▼

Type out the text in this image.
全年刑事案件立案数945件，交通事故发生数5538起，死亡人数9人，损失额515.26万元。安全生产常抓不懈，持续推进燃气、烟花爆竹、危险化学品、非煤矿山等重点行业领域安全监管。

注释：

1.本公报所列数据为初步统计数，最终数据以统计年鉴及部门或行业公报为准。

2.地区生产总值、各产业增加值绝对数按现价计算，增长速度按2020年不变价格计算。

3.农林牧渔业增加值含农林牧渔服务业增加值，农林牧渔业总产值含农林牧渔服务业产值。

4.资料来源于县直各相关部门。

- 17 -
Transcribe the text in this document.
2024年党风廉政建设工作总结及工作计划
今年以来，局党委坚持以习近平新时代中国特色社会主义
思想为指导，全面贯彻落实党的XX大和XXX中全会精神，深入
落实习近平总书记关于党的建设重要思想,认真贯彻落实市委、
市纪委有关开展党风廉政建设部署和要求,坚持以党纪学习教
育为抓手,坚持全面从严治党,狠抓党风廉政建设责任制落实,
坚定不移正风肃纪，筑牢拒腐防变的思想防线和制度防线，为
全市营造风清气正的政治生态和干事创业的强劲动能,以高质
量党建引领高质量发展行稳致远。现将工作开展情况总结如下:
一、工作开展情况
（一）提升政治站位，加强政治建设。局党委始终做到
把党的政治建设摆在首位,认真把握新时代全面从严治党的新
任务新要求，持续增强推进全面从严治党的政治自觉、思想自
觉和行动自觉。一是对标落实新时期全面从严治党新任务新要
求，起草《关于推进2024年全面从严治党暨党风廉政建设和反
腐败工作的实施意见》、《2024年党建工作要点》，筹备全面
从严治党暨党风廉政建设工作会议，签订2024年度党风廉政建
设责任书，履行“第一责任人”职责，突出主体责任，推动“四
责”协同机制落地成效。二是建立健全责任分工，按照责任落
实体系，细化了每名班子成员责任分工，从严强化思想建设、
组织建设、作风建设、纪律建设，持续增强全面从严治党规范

▲

STATED PROBLEM »
Where does the word "text" appear? Return each line that holds it.

SOLUTION FOR THIS TASK »
Type out the text in this image.
Transcribe the text in this document.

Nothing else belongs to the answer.